_SHORT EXERCISE_
Could you format every line of the records below as a JSON list of strings, one string per line with blank lines left out? Leave the pictures out of the list.
── INPUT MATERIAL
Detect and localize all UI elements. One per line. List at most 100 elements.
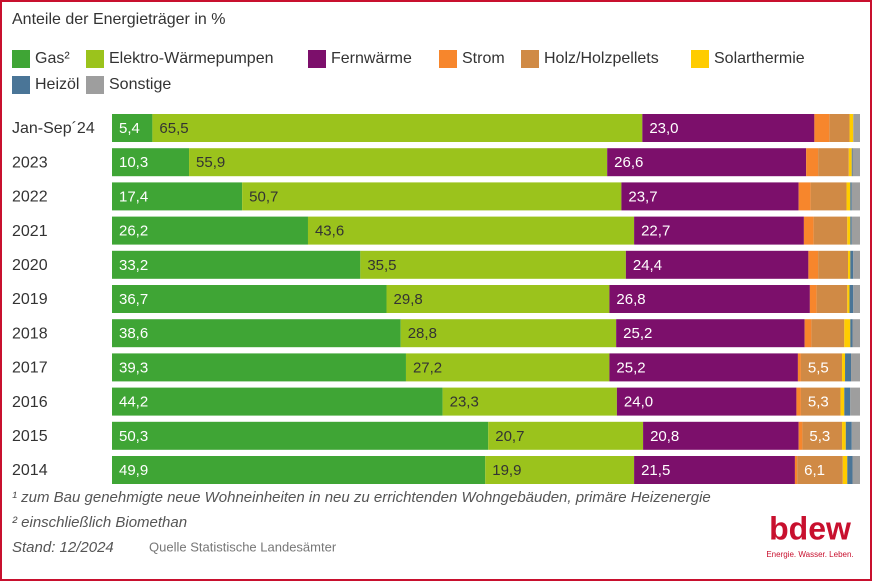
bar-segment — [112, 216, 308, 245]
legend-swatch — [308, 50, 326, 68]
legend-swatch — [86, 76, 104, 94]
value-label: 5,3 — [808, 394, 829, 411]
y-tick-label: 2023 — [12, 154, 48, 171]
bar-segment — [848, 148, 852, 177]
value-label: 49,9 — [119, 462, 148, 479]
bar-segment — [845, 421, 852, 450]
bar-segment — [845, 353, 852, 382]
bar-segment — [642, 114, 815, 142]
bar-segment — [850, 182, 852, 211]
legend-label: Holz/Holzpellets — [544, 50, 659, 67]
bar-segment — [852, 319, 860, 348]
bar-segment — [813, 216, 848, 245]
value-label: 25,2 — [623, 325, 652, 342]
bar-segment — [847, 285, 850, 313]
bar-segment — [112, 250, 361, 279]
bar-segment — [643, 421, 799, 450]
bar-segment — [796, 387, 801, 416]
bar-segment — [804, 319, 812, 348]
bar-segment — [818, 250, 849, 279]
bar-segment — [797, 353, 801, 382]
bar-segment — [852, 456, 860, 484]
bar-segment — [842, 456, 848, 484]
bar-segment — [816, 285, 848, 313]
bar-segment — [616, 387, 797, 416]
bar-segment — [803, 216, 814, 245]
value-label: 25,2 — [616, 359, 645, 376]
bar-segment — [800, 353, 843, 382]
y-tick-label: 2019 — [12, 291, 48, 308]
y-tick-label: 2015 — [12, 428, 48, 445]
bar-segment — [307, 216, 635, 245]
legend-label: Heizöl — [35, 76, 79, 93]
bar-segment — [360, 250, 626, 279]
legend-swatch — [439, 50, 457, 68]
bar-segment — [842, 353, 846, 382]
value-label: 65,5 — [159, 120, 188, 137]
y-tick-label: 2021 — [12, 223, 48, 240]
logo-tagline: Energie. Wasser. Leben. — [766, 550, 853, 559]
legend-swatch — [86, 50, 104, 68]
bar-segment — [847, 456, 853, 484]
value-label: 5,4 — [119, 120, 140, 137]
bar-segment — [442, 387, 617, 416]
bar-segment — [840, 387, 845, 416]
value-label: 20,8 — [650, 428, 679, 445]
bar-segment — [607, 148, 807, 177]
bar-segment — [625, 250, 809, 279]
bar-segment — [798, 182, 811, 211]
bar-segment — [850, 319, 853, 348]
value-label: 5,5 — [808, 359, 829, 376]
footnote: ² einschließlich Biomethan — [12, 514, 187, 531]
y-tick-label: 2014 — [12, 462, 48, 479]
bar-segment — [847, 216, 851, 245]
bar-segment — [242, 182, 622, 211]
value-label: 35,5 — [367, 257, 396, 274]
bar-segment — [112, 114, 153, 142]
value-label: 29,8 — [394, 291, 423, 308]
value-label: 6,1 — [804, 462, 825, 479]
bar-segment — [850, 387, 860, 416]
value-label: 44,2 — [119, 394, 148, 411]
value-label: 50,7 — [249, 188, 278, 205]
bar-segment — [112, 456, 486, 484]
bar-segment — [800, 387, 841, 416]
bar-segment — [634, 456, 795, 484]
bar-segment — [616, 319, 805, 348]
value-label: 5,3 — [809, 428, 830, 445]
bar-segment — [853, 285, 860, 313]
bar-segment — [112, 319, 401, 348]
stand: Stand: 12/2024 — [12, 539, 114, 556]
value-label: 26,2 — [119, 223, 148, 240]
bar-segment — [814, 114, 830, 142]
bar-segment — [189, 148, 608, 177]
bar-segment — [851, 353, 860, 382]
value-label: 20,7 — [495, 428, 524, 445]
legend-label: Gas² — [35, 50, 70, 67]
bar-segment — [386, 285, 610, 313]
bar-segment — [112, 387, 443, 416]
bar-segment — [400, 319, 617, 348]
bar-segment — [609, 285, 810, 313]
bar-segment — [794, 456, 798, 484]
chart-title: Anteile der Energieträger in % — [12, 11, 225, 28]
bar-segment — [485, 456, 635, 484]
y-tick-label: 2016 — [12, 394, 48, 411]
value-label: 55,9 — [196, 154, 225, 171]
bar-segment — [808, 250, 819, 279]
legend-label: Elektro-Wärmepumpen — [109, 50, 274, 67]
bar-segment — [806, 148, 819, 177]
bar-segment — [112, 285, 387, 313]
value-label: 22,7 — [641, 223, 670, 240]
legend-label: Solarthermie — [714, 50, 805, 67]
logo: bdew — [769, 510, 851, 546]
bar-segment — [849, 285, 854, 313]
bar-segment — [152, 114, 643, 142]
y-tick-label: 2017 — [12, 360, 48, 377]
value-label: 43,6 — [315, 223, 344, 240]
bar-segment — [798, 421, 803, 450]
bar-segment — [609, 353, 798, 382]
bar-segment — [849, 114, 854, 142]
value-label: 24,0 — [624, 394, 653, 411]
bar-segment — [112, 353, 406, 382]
────
_SOLUTION_
[
  "Detect and localize all UI elements. One per line. List at most 100 elements.",
  "bar-segment — [112, 216, 308, 245]",
  "legend-swatch — [308, 50, 326, 68]",
  "legend-swatch — [86, 76, 104, 94]",
  "value-label: 5,3 — [808, 394, 829, 411]",
  "y-tick-label: 2023 — [12, 154, 48, 171]",
  "bar-segment — [848, 148, 852, 177]",
  "value-label: 49,9 — [119, 462, 148, 479]",
  "bar-segment — [845, 421, 852, 450]",
  "bar-segment — [845, 353, 852, 382]",
  "bar-segment — [642, 114, 815, 142]",
  "bar-segment — [850, 182, 852, 211]",
  "legend-label: Holz/Holzpellets — [544, 50, 659, 67]",
  "bar-segment — [852, 319, 860, 348]",
  "bar-segment — [813, 216, 848, 245]",
  "value-label: 25,2 — [623, 325, 652, 342]",
  "bar-segment — [847, 285, 850, 313]",
  "bar-segment — [112, 250, 361, 279]",
  "bar-segment — [643, 421, 799, 450]",
  "bar-segment — [796, 387, 801, 416]",
  "bar-segment — [804, 319, 812, 348]",
  "bar-segment — [818, 250, 849, 279]",
  "bar-segment — [797, 353, 801, 382]",
  "bar-segment — [852, 456, 860, 484]",
  "bar-segment — [842, 456, 848, 484]",
  "bar-segment — [816, 285, 848, 313]",
  "bar-segment — [616, 387, 797, 416]",
  "bar-segment — [803, 216, 814, 245]",
  "value-label: 25,2 — [616, 359, 645, 376]",
  "bar-segment — [800, 353, 843, 382]",
  "y-tick-label: 2019 — [12, 291, 48, 308]",
  "y-tick-label: 2015 — [12, 428, 48, 445]",
  "bar-segment — [307, 216, 635, 245]",
  "legend-label: Heizöl — [35, 76, 79, 93]",
  "bar-segment — [360, 250, 626, 279]",
  "legend-swatch — [439, 50, 457, 68]",
  "bar-segment — [842, 353, 846, 382]",
  "value-label: 65,5 — [159, 120, 188, 137]",
  "y-tick-label: 2021 — [12, 223, 48, 240]",
  "logo-tagline: Energie. Wasser. Leben. — [766, 550, 853, 559]",
  "legend-swatch — [86, 50, 104, 68]",
  "bar-segment — [847, 456, 853, 484]",
  "value-label: 5,4 — [119, 120, 140, 137]",
  "bar-segment — [442, 387, 617, 416]",
  "bar-segment — [840, 387, 845, 416]",
  "value-label: 20,8 — [650, 428, 679, 445]",
  "bar-segment — [607, 148, 807, 177]",
  "bar-segment — [625, 250, 809, 279]",
  "bar-segment — [798, 182, 811, 211]",
  "bar-segment — [850, 319, 853, 348]",
  "value-label: 5,5 — [808, 359, 829, 376]",
  "footnote: ² einschließlich Biomethan — [12, 514, 187, 531]",
  "y-tick-label: 2014 — [12, 462, 48, 479]",
  "bar-segment — [847, 216, 851, 245]",
  "bar-segment — [242, 182, 622, 211]",
  "value-label: 35,5 — [367, 257, 396, 274]",
  "bar-segment — [112, 114, 153, 142]",
  "value-label: 29,8 — [394, 291, 423, 308]",
  "value-label: 6,1 — [804, 462, 825, 479]",
  "bar-segment — [850, 387, 860, 416]",
  "value-label: 44,2 — [119, 394, 148, 411]",
  "value-label: 50,7 — [249, 188, 278, 205]",
  "bar-segment — [112, 456, 486, 484]",
  "bar-segment — [800, 387, 841, 416]",
  "bar-segment — [634, 456, 795, 484]",
  "bar-segment — [616, 319, 805, 348]",
  "value-label: 5,3 — [809, 428, 830, 445]",
  "bar-segment — [853, 285, 860, 313]",
  "bar-segment — [112, 319, 401, 348]",
  "stand: Stand: 12/2024 — [12, 539, 114, 556]",
  "value-label: 26,2 — [119, 223, 148, 240]",
  "bar-segment — [814, 114, 830, 142]",
  "bar-segment — [189, 148, 608, 177]",
  "bar-segment — [851, 353, 860, 382]",
  "value-label: 20,7 — [495, 428, 524, 445]",
  "legend-label: Gas² — [35, 50, 70, 67]",
  "bar-segment — [386, 285, 610, 313]",
  "bar-segment — [112, 387, 443, 416]",
  "bar-segment — [400, 319, 617, 348]",
  "bar-segment — [609, 285, 810, 313]",
  "bar-segment — [794, 456, 798, 484]",
  "chart-title: Anteile der Energieträger in % — [12, 11, 225, 28]",
  "bar-segment — [485, 456, 635, 484]",
  "y-tick-label: 2016 — [12, 394, 48, 411]",
  "value-label: 55,9 — [196, 154, 225, 171]",
  "bar-segment — [808, 250, 819, 279]",
  "legend-label: Elektro-Wärmepumpen — [109, 50, 274, 67]",
  "bar-segment — [806, 148, 819, 177]",
  "bar-segment — [112, 285, 387, 313]",
  "value-label: 22,7 — [641, 223, 670, 240]",
  "legend-label: Solarthermie — [714, 50, 805, 67]",
  "logo: bdew — [769, 510, 851, 546]",
  "bar-segment — [849, 285, 854, 313]",
  "bar-segment — [152, 114, 643, 142]",
  "y-tick-label: 2017 — [12, 360, 48, 377]",
  "value-label: 43,6 — [315, 223, 344, 240]",
  "bar-segment — [798, 421, 803, 450]",
  "bar-segment — [609, 353, 798, 382]",
  "bar-segment — [849, 114, 854, 142]",
  "value-label: 24,0 — [624, 394, 653, 411]",
  "bar-segment — [112, 353, 406, 382]"
]